<<<<

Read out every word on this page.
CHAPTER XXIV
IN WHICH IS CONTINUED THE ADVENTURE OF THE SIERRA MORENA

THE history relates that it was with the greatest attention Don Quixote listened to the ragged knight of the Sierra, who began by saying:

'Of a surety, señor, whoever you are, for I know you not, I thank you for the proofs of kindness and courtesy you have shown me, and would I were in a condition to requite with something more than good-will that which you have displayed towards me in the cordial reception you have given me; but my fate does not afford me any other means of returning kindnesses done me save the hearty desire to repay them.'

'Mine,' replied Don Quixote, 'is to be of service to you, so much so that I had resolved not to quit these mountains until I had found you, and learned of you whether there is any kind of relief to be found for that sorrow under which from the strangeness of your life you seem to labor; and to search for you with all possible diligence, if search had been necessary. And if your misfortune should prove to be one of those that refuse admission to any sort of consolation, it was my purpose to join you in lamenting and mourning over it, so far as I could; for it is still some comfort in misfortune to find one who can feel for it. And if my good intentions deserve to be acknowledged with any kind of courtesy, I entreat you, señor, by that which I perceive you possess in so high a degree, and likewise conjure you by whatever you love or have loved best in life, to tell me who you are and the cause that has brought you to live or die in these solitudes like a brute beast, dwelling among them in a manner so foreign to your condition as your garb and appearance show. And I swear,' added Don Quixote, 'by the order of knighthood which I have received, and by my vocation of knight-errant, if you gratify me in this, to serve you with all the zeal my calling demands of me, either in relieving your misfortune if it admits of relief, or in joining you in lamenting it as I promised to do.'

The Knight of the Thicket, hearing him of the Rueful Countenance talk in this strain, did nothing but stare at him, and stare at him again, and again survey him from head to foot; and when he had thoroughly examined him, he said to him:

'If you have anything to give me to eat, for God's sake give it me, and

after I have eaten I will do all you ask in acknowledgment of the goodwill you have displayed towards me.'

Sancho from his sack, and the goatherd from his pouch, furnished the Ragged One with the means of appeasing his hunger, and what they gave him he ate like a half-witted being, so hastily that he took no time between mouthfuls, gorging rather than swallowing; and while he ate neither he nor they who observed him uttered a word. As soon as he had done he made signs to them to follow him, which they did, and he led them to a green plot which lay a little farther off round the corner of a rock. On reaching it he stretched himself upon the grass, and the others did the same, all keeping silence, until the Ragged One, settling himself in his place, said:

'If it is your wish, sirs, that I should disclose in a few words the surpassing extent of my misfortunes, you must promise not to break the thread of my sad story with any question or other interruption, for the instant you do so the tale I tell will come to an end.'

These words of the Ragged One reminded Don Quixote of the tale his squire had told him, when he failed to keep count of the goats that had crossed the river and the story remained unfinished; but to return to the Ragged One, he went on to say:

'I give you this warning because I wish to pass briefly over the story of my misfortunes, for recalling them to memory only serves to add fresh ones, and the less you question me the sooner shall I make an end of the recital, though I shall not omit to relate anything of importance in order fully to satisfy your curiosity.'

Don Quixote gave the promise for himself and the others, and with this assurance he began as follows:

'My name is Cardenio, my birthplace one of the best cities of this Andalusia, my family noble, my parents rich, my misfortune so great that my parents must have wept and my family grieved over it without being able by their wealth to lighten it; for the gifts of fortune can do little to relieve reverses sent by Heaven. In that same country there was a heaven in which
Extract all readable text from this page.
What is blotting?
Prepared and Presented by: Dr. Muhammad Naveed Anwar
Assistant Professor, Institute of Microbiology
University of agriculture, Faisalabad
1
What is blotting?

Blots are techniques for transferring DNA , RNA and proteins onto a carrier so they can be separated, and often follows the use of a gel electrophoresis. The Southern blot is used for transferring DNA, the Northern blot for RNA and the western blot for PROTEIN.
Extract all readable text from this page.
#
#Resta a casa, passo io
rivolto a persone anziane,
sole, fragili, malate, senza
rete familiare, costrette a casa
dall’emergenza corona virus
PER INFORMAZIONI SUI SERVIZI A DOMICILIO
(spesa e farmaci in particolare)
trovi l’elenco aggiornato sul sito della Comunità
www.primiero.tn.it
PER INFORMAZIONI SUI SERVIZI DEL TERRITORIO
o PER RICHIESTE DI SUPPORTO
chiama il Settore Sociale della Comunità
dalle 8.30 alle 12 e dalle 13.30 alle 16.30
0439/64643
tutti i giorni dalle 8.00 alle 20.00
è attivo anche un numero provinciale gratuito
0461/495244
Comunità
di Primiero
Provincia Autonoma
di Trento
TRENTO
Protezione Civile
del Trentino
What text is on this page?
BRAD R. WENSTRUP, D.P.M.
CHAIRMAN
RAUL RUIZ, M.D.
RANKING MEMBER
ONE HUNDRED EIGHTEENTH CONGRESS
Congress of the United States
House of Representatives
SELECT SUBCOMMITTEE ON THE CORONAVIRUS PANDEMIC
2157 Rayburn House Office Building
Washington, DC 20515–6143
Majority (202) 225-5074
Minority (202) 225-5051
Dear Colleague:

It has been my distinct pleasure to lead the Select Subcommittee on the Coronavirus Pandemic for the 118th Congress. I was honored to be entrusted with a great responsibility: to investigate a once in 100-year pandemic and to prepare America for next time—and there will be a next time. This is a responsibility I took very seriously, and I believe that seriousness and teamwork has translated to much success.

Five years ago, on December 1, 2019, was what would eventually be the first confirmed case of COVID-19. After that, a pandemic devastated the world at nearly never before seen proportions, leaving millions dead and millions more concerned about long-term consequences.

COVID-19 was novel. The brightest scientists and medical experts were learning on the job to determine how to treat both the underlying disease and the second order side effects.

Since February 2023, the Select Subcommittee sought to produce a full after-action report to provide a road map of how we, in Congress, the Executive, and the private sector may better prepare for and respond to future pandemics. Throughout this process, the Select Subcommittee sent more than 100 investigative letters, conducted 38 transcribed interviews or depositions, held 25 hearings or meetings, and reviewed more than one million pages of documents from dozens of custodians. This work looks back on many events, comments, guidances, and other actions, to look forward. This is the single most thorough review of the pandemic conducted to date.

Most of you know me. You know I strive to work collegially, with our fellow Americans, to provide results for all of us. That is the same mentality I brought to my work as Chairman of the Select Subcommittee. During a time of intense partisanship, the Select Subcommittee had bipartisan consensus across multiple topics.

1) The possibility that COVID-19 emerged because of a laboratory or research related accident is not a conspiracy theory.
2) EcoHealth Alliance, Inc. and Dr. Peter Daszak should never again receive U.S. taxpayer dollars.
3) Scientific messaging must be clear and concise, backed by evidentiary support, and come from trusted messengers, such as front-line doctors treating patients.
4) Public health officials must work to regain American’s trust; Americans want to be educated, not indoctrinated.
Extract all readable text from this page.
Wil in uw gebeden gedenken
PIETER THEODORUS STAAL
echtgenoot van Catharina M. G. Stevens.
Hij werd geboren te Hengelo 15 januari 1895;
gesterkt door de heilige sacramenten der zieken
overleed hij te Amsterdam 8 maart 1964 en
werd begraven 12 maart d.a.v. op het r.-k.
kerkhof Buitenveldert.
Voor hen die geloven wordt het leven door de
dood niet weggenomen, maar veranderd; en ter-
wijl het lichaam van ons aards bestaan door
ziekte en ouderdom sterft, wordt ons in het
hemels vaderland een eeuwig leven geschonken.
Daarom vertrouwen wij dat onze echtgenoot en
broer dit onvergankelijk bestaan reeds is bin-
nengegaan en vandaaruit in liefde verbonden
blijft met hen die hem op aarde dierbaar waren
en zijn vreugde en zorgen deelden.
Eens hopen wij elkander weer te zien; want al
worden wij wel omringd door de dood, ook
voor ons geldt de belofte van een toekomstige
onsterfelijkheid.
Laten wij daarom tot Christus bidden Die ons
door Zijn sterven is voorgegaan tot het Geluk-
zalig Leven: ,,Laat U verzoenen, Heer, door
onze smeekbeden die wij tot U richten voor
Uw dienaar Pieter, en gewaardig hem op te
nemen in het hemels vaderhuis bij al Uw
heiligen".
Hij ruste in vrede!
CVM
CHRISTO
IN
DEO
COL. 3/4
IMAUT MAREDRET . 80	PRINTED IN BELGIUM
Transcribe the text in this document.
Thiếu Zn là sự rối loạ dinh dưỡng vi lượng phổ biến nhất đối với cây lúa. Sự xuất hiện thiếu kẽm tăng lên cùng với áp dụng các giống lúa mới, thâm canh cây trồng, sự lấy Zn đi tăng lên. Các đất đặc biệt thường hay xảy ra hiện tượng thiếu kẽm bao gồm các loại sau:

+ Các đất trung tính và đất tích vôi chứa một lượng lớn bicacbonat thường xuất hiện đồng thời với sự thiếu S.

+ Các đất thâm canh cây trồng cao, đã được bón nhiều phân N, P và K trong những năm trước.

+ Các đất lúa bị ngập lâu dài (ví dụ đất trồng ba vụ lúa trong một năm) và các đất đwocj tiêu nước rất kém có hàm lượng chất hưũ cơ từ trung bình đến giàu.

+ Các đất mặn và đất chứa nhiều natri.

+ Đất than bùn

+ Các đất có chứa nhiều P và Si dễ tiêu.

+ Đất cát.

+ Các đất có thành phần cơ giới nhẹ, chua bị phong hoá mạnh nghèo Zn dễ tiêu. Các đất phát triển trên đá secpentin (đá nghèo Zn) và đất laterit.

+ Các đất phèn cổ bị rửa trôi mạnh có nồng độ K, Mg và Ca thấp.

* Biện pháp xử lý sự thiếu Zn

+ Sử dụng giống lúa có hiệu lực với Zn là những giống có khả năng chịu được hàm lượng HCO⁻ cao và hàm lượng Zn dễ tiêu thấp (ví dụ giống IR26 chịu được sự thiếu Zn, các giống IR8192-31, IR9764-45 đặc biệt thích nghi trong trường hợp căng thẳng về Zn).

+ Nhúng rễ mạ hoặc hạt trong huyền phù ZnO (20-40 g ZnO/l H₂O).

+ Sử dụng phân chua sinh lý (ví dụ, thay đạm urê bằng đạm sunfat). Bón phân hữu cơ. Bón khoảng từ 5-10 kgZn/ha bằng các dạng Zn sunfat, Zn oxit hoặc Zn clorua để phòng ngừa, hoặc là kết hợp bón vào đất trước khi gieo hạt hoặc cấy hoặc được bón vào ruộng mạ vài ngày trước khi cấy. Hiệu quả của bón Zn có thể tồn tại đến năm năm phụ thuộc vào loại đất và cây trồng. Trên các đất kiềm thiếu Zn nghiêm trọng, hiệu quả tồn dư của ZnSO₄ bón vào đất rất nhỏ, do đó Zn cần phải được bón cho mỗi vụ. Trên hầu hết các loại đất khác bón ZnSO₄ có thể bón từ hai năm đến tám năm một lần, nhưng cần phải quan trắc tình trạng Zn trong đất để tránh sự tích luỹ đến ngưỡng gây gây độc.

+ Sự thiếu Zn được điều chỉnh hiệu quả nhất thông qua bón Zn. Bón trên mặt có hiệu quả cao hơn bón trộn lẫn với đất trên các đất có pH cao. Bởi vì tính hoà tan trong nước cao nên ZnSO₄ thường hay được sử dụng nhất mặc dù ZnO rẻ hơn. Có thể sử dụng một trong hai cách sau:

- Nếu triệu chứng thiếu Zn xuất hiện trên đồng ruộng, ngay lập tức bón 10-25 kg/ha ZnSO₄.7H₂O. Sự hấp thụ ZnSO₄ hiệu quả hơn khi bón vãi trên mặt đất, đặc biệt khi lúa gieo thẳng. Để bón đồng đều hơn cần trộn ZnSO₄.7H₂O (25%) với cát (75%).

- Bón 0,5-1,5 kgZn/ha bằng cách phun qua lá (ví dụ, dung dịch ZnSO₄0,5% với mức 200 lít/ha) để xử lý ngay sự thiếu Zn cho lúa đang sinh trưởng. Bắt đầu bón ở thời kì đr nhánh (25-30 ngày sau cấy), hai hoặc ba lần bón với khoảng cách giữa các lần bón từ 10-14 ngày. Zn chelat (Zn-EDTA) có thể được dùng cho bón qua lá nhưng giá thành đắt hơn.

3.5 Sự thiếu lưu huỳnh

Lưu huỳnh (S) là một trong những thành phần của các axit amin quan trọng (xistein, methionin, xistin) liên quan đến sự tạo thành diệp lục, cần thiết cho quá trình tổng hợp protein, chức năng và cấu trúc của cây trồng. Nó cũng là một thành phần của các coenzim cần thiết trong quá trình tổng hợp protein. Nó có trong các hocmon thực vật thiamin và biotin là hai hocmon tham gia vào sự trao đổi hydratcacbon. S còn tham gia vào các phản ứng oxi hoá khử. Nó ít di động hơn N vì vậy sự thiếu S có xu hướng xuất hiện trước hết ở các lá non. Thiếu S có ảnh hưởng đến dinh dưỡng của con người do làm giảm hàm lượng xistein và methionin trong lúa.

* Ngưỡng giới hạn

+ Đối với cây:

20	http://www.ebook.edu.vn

>>>>

_INSTRUCTIONS FOR THE TASK_
Whichever lines of the records above hold the word "phân" should all be copied out.

_TASK RESULT_
+ Các đất thâm canh cây trồng cao, đã được bón nhiều phân N, P và K trong những năm trước.
+ Sử dụng phân chua sinh lý (ví dụ, thay đạm urê bằng đạm sunfat). Bón phân hữu cơ. Bón khoảng từ 5-10 kgZn/ha bằng các dạng Zn sunfat, Zn oxit hoặc Zn clorua để phòng ngừa, hoặc là kết hợp bón vào đất trước khi gieo hạt hoặc cấy hoặc được bón vào ruộng mạ vài ngày trước khi cấy. Hiệu quả của bón Zn có thể tồn tại đến năm năm phụ thuộc vào loại đất và cây trồng. Trên các đất kiềm thiếu Zn nghiêm trọng, hiệu quả tồn dư của ZnSO₄ bón vào đất rất nhỏ, do đó Zn cần phải được bón cho mỗi vụ. Trên hầu hết các loại đất khác bón ZnSO₄ có thể bón từ hai năm đến tám năm một lần, nhưng cần phải quan trắc tình trạng Zn trong đất để tránh sự tích luỹ đến ngưỡng gây gây độc.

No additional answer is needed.